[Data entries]
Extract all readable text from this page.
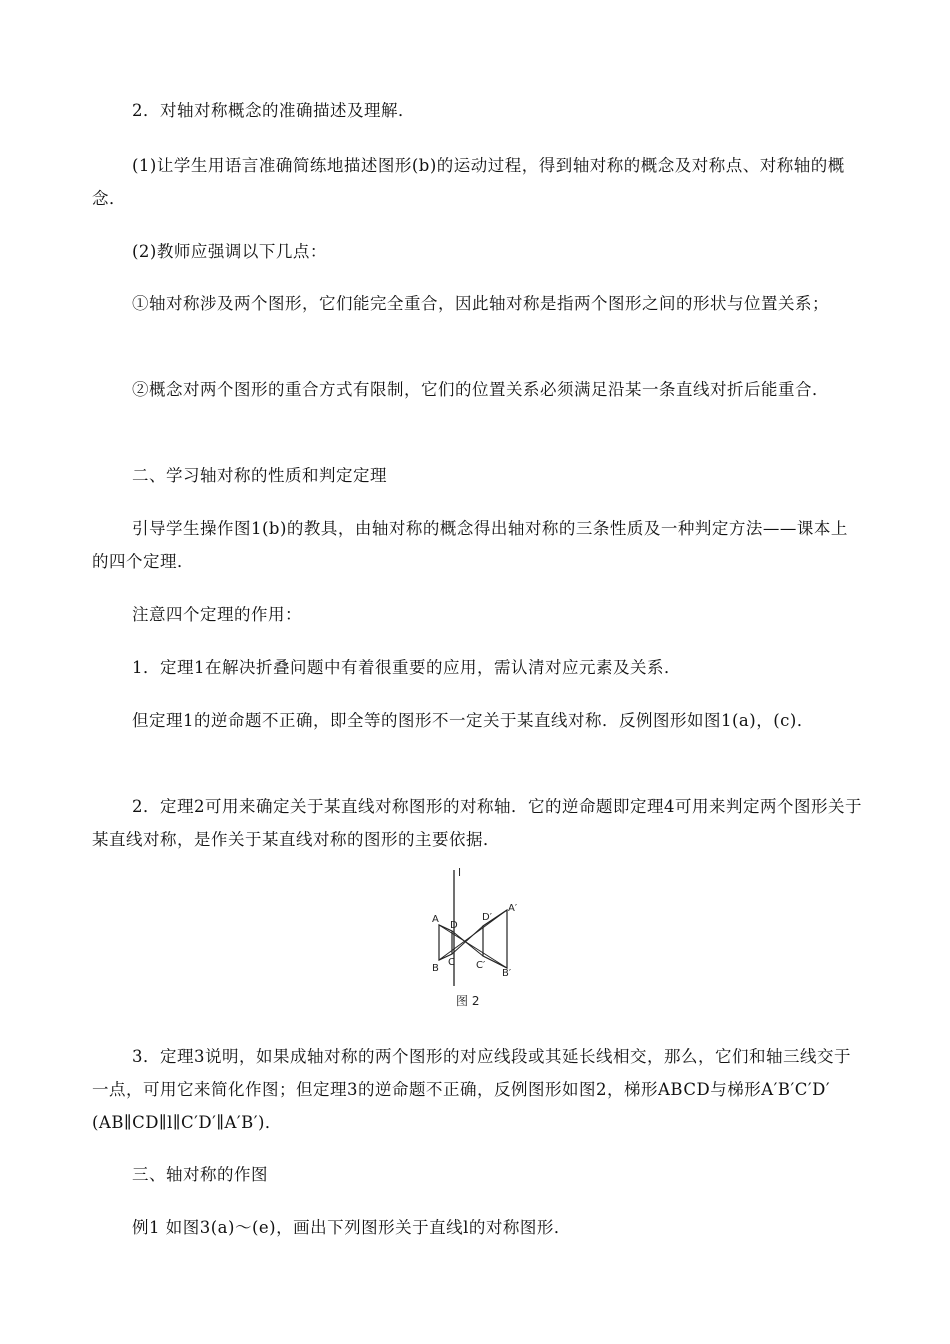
2．对轴对称概念的准确描述及理解．

(1)让学生用语言准确简练地描述图形(b)的运动过程，得到轴对称的概念及对称点、对称轴的概念．

(2)教师应强调以下几点：

①轴对称涉及两个图形，它们能完全重合，因此轴对称是指两个图形之间的形状与位置关系；

②概念对两个图形的重合方式有限制，它们的位置关系必须满足沿某一条直线对折后能重合．

二、学习轴对称的性质和判定定理

引导学生操作图1(b)的教具，由轴对称的概念得出轴对称的三条性质及一种判定方法——课本上的四个定理．

注意四个定理的作用：

1．定理1在解决折叠问题中有着很重要的应用，需认清对应元素及关系．

但定理1的逆命题不正确，即全等的图形不一定关于某直线对称．反例图形如图1(a)，(c)．

2．定理2可用来确定关于某直线对称图形的对称轴．它的逆命题即定理4可用来判定两个图形关于某直线对称，是作关于某直线对称的图形的主要依据．

l
A
B
C
D
A′
B′
C′
D′
图 2

3．定理3说明，如果成轴对称的两个图形的对应线段或其延长线相交，那么，它们和轴三线交于一点，可用它来简化作图；但定理3的逆命题不正确，反例图形如图2，梯形ABCD与梯形A′B′C′D′(AB∥CD∥l∥C′D′∥A′B′)．

三、轴对称的作图

例1 如图3(a)～(e)，画出下列图形关于直线l的对称图形．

**Task directions:** Do not include images; quote all of the entries above exactly.

**Solved exercise:**
Extract all readable text from this page.
2．对轴对称概念的准确描述及理解．

(1)让学生用语言准确简练地描述图形(b)的运动过程，得到轴对称的概念及对称点、对称轴的概念．

(2)教师应强调以下几点：

①轴对称涉及两个图形，它们能完全重合，因此轴对称是指两个图形之间的形状与位置关系；

②概念对两个图形的重合方式有限制，它们的位置关系必须满足沿某一条直线对折后能重合．

二、学习轴对称的性质和判定定理

引导学生操作图1(b)的教具，由轴对称的概念得出轴对称的三条性质及一种判定方法——课本上的四个定理．

注意四个定理的作用：

1．定理1在解决折叠问题中有着很重要的应用，需认清对应元素及关系．

但定理1的逆命题不正确，即全等的图形不一定关于某直线对称．反例图形如图1(a)，(c)．

2．定理2可用来确定关于某直线对称图形的对称轴．它的逆命题即定理4可用来判定两个图形关于某直线对称，是作关于某直线对称的图形的主要依据．

l
A
B
C
D
A′
B′
C′
D′
图 2

3．定理3说明，如果成轴对称的两个图形的对应线段或其延长线相交，那么，它们和轴三线交于一点，可用它来简化作图；但定理3的逆命题不正确，反例图形如图2，梯形ABCD与梯形A′B′C′D′(AB∥CD∥l∥C′D′∥A′B′)．

三、轴对称的作图

例1 如图3(a)～(e)，画出下列图形关于直线l的对称图形．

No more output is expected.